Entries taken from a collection
=-=-=
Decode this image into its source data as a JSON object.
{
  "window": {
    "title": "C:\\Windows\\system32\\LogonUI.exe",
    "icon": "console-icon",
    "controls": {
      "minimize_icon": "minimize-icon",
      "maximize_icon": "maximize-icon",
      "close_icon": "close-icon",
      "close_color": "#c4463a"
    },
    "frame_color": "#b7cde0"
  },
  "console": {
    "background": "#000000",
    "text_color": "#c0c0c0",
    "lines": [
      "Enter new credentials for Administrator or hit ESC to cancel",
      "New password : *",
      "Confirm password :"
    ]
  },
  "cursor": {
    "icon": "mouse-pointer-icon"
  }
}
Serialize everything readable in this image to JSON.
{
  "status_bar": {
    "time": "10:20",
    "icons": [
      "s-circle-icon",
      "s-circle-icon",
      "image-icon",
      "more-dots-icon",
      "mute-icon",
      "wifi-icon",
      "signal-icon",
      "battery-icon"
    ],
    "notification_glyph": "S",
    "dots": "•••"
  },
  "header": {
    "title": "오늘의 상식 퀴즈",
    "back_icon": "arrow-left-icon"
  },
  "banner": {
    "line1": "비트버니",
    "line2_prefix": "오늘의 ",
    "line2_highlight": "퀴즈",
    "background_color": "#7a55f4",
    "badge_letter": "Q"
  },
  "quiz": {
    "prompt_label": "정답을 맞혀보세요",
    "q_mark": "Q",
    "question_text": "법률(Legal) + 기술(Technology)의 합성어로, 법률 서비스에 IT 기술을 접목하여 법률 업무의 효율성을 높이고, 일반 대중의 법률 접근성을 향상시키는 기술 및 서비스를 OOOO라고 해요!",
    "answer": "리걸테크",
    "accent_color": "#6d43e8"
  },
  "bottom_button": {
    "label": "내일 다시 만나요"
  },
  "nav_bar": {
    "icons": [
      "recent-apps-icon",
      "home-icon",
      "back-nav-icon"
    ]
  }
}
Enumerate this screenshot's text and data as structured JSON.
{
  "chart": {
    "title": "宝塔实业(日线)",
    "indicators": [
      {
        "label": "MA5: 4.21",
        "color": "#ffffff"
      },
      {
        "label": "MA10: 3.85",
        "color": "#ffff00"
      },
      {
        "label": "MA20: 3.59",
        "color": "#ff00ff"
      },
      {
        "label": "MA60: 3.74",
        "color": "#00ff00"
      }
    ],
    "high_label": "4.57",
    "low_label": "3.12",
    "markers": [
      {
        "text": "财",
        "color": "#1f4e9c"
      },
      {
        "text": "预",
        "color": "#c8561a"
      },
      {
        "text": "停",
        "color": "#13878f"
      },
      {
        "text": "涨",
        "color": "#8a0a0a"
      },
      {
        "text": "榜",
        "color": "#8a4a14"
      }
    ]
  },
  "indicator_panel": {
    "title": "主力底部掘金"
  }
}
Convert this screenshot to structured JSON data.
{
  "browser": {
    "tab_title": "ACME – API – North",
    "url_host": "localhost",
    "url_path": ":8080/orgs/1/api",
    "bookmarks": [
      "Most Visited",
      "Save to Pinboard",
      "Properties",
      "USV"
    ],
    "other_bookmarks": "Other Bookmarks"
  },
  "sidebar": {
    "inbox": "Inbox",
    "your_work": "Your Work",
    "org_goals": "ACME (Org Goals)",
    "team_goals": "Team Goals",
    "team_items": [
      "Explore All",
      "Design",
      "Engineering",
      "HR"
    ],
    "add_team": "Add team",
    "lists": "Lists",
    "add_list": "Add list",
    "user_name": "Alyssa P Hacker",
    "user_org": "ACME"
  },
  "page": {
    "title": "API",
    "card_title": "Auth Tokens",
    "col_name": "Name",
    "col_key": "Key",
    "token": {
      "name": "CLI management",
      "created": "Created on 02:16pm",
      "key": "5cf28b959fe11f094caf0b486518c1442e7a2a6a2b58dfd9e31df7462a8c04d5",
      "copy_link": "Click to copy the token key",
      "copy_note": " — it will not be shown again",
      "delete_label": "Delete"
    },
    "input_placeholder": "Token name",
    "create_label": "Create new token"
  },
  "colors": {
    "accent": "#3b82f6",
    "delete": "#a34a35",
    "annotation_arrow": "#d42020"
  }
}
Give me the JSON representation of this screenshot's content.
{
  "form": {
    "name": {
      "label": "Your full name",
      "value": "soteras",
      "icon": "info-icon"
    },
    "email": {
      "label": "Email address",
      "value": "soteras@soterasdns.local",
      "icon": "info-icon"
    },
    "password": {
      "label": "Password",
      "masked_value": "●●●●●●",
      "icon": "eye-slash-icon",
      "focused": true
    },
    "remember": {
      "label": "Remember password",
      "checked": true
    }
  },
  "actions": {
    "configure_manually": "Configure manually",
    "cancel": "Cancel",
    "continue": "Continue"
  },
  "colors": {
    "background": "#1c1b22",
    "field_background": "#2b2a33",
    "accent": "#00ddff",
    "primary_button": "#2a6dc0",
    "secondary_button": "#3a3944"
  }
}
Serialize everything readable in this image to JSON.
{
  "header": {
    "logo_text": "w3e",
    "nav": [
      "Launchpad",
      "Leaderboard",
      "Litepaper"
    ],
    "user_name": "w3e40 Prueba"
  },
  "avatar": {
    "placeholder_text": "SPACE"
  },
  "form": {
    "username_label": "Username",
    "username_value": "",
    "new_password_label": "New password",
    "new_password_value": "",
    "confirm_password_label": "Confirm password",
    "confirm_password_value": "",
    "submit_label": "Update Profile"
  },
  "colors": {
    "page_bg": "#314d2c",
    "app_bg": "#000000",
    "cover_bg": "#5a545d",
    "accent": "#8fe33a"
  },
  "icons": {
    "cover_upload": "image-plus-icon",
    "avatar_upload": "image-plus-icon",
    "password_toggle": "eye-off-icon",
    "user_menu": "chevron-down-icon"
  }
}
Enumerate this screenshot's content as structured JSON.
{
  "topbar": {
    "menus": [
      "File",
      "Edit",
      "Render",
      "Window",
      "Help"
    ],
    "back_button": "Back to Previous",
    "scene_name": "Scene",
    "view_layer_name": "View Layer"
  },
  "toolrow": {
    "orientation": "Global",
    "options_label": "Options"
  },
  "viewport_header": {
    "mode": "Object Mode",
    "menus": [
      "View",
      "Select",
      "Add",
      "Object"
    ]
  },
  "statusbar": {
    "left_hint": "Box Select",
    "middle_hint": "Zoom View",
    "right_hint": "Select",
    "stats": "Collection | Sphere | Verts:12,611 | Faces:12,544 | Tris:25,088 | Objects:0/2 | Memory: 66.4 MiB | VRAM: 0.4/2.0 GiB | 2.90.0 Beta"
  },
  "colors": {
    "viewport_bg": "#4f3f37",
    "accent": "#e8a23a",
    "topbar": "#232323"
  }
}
=-=-=
__WHAT IS BEING ASKED__. Output every entry shown above, exactly.

__FINISHED ANSWER__.
Decode this image into its source data as a JSON object.
{
  "window": {
    "title": "C:\\Windows\\system32\\LogonUI.exe",
    "icon": "console-icon",
    "controls": {
      "minimize_icon": "minimize-icon",
      "maximize_icon": "maximize-icon",
      "close_icon": "close-icon",
      "close_color": "#c4463a"
    },
    "frame_color": "#b7cde0"
  },
  "console": {
    "background": "#000000",
    "text_color": "#c0c0c0",
    "lines": [
      "Enter new credentials for Administrator or hit ESC to cancel",
      "New password : *",
      "Confirm password :"
    ]
  },
  "cursor": {
    "icon": "mouse-pointer-icon"
  }
}
Serialize everything readable in this image to JSON.
{
  "status_bar": {
    "time": "10:20",
    "icons": [
      "s-circle-icon",
      "s-circle-icon",
      "image-icon",
      "more-dots-icon",
      "mute-icon",
      "wifi-icon",
      "signal-icon",
      "battery-icon"
    ],
    "notification_glyph": "S",
    "dots": "•••"
  },
  "header": {
    "title": "오늘의 상식 퀴즈",
    "back_icon": "arrow-left-icon"
  },
  "banner": {
    "line1": "비트버니",
    "line2_prefix": "오늘의 ",
    "line2_highlight": "퀴즈",
    "background_color": "#7a55f4",
    "badge_letter": "Q"
  },
  "quiz": {
    "prompt_label": "정답을 맞혀보세요",
    "q_mark": "Q",
    "question_text": "법률(Legal) + 기술(Technology)의 합성어로, 법률 서비스에 IT 기술을 접목하여 법률 업무의 효율성을 높이고, 일반 대중의 법률 접근성을 향상시키는 기술 및 서비스를 OOOO라고 해요!",
    "answer": "리걸테크",
    "accent_color": "#6d43e8"
  },
  "bottom_button": {
    "label": "내일 다시 만나요"
  },
  "nav_bar": {
    "icons": [
      "recent-apps-icon",
      "home-icon",
      "back-nav-icon"
    ]
  }
}
Enumerate this screenshot's text and data as structured JSON.
{
  "chart": {
    "title": "宝塔实业(日线)",
    "indicators": [
      {
        "label": "MA5: 4.21",
        "color": "#ffffff"
      },
      {
        "label": "MA10: 3.85",
        "color": "#ffff00"
      },
      {
        "label": "MA20: 3.59",
        "color": "#ff00ff"
      },
      {
        "label": "MA60: 3.74",
        "color": "#00ff00"
      }
    ],
    "high_label": "4.57",
    "low_label": "3.12",
    "markers": [
      {
        "text": "财",
        "color": "#1f4e9c"
      },
      {
        "text": "预",
        "color": "#c8561a"
      },
      {
        "text": "停",
        "color": "#13878f"
      },
      {
        "text": "涨",
        "color": "#8a0a0a"
      },
      {
        "text": "榜",
        "color": "#8a4a14"
      }
    ]
  },
  "indicator_panel": {
    "title": "主力底部掘金"
  }
}
Convert this screenshot to structured JSON data.
{
  "browser": {
    "tab_title": "ACME – API – North",
    "url_host": "localhost",
    "url_path": ":8080/orgs/1/api",
    "bookmarks": [
      "Most Visited",
      "Save to Pinboard",
      "Properties",
      "USV"
    ],
    "other_bookmarks": "Other Bookmarks"
  },
  "sidebar": {
    "inbox": "Inbox",
    "your_work": "Your Work",
    "org_goals": "ACME (Org Goals)",
    "team_goals": "Team Goals",
    "team_items": [
      "Explore All",
      "Design",
      "Engineering",
      "HR"
    ],
    "add_team": "Add team",
    "lists": "Lists",
    "add_list": "Add list",
    "user_name": "Alyssa P Hacker",
    "user_org": "ACME"
  },
  "page": {
    "title": "API",
    "card_title": "Auth Tokens",
    "col_name": "Name",
    "col_key": "Key",
    "token": {
      "name": "CLI management",
      "created": "Created on 02:16pm",
      "key": "5cf28b959fe11f094caf0b486518c1442e7a2a6a2b58dfd9e31df7462a8c04d5",
      "copy_link": "Click to copy the token key",
      "copy_note": " — it will not be shown again",
      "delete_label": "Delete"
    },
    "input_placeholder": "Token name",
    "create_label": "Create new token"
  },
  "colors": {
    "accent": "#3b82f6",
    "delete": "#a34a35",
    "annotation_arrow": "#d42020"
  }
}
Give me the JSON representation of this screenshot's content.
{
  "form": {
    "name": {
      "label": "Your full name",
      "value": "soteras",
      "icon": "info-icon"
    },
    "email": {
      "label": "Email address",
      "value": "soteras@soterasdns.local",
      "icon": "info-icon"
    },
    "password": {
      "label": "Password",
      "masked_value": "●●●●●●",
      "icon": "eye-slash-icon",
      "focused": true
    },
    "remember": {
      "label": "Remember password",
      "checked": true
    }
  },
  "actions": {
    "configure_manually": "Configure manually",
    "cancel": "Cancel",
    "continue": "Continue"
  },
  "colors": {
    "background": "#1c1b22",
    "field_background": "#2b2a33",
    "accent": "#00ddff",
    "primary_button": "#2a6dc0",
    "secondary_button": "#3a3944"
  }
}
Serialize everything readable in this image to JSON.
{
  "header": {
    "logo_text": "w3e",
    "nav": [
      "Launchpad",
      "Leaderboard",
      "Litepaper"
    ],
    "user_name": "w3e40 Prueba"
  },
  "avatar": {
    "placeholder_text": "SPACE"
  },
  "form": {
    "username_label": "Username",
    "username_value": "",
    "new_password_label": "New password",
    "new_password_value": "",
    "confirm_password_label": "Confirm password",
    "confirm_password_value": "",
    "submit_label": "Update Profile"
  },
  "colors": {
    "page_bg": "#314d2c",
    "app_bg": "#000000",
    "cover_bg": "#5a545d",
    "accent": "#8fe33a"
  },
  "icons": {
    "cover_upload": "image-plus-icon",
    "avatar_upload": "image-plus-icon",
    "password_toggle": "eye-off-icon",
    "user_menu": "chevron-down-icon"
  }
}
Enumerate this screenshot's content as structured JSON.
{
  "topbar": {
    "menus": [
      "File",
      "Edit",
      "Render",
      "Window",
      "Help"
    ],
    "back_button": "Back to Previous",
    "scene_name": "Scene",
    "view_layer_name": "View Layer"
  },
  "toolrow": {
    "orientation": "Global",
    "options_label": "Options"
  },
  "viewport_header": {
    "mode": "Object Mode",
    "menus": [
      "View",
      "Select",
      "Add",
      "Object"
    ]
  },
  "statusbar": {
    "left_hint": "Box Select",
    "middle_hint": "Zoom View",
    "right_hint": "Select",
    "stats": "Collection | Sphere | Verts:12,611 | Faces:12,544 | Tris:25,088 | Objects:0/2 | Memory: 66.4 MiB | VRAM: 0.4/2.0 GiB | 2.90.0 Beta"
  },
  "colors": {
    "viewport_bg": "#4f3f37",
    "accent": "#e8a23a",
    "topbar": "#232323"
  }
}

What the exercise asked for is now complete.